__Exercise requirements__
Filter the records below for the word "panel". Copy each line that holds it.

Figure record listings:
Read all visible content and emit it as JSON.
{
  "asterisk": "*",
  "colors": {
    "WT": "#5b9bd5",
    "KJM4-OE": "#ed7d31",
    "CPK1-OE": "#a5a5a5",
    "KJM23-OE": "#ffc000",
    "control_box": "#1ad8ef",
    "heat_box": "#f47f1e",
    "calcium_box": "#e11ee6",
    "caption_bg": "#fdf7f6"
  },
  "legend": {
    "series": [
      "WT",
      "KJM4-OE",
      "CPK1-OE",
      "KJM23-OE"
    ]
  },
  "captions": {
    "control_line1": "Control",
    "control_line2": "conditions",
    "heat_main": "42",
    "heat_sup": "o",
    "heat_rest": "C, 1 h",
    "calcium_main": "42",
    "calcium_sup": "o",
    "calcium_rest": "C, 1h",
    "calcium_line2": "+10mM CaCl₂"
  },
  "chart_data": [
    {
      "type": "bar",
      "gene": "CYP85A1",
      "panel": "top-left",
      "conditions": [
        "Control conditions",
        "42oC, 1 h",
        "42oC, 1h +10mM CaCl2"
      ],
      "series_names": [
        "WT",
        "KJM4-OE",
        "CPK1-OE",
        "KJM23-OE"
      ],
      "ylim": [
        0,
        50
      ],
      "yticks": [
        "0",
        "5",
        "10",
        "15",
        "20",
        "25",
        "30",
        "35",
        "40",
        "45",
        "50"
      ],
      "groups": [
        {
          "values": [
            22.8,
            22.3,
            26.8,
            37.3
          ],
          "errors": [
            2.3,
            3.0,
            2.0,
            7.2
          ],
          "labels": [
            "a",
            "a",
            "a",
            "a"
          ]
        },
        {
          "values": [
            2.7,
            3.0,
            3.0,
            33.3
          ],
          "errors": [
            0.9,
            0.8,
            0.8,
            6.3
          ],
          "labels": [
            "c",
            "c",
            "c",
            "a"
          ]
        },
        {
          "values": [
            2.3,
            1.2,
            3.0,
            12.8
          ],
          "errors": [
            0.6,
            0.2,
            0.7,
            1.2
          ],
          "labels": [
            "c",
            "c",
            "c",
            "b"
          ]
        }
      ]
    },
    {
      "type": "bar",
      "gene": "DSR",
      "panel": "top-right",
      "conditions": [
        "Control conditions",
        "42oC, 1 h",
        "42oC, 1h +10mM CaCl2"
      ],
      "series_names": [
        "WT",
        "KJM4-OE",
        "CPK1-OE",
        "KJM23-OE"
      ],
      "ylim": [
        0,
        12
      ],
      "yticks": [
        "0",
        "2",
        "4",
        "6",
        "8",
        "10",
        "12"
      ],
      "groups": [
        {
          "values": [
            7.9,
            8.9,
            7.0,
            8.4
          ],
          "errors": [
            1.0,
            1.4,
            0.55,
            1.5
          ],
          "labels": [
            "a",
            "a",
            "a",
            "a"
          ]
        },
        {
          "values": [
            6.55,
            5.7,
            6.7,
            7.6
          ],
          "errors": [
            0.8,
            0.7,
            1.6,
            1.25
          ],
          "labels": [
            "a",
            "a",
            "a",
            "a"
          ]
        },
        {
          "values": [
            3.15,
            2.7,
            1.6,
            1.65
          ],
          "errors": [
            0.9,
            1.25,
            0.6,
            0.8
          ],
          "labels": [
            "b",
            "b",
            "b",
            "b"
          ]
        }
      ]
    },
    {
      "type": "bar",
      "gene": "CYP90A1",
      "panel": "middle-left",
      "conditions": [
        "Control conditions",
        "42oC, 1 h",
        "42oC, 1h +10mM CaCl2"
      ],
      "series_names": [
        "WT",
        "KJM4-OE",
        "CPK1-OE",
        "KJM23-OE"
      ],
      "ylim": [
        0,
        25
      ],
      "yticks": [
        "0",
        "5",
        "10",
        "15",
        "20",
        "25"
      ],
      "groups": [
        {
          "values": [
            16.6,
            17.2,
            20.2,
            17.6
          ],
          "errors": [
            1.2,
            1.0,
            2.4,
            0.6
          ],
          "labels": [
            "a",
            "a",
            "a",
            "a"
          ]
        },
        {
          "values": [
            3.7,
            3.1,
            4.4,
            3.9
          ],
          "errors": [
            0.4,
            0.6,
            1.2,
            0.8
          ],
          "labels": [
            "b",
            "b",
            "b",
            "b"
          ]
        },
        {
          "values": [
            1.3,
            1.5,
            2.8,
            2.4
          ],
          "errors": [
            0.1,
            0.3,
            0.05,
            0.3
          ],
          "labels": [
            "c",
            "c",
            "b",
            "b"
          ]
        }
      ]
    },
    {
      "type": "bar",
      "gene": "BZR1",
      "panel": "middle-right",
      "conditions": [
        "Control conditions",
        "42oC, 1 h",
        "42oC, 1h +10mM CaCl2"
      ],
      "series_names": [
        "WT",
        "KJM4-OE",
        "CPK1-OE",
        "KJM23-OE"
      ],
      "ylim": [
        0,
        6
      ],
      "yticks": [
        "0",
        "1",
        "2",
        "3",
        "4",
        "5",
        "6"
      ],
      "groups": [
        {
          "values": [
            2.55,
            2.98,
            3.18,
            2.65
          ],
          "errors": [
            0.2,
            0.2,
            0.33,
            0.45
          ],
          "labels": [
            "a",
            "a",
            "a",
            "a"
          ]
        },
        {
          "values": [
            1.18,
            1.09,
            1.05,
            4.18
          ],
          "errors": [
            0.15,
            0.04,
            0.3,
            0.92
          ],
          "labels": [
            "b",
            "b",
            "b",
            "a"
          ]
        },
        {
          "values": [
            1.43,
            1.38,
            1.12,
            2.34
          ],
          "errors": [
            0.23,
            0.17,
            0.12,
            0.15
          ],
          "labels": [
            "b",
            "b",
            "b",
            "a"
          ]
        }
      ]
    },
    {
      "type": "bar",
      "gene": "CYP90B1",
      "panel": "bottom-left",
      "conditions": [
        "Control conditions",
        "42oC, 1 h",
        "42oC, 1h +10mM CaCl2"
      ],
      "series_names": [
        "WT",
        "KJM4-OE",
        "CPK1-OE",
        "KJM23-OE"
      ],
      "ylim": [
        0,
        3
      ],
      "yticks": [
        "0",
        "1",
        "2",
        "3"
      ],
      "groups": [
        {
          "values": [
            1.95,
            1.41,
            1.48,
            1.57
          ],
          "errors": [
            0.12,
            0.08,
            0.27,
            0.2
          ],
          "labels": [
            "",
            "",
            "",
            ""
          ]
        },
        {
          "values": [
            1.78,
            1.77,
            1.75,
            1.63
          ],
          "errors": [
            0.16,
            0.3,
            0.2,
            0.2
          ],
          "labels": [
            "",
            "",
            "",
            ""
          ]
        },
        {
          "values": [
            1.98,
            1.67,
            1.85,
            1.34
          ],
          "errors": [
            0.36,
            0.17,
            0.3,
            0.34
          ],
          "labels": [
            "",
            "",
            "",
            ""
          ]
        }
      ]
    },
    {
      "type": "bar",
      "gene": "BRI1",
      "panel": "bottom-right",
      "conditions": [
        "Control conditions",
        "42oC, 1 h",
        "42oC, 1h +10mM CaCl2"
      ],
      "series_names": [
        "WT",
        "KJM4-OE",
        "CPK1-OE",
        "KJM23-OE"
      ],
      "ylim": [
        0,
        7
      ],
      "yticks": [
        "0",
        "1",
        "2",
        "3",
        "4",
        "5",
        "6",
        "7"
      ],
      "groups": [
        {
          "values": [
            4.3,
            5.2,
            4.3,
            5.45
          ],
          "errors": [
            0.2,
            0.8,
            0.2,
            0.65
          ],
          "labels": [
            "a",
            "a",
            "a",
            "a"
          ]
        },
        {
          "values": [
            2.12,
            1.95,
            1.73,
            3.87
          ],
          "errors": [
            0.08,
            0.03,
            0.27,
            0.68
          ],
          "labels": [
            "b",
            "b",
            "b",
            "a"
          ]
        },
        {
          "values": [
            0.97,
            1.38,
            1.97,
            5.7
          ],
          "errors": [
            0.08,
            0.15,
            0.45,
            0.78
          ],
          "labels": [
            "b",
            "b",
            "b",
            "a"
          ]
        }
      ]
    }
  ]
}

__Solved exercise__
      "panel": "top-left",
      "panel": "top-right",
      "panel": "middle-left",
      "panel": "middle-right",
      "panel": "bottom-left",
      "panel": "bottom-right",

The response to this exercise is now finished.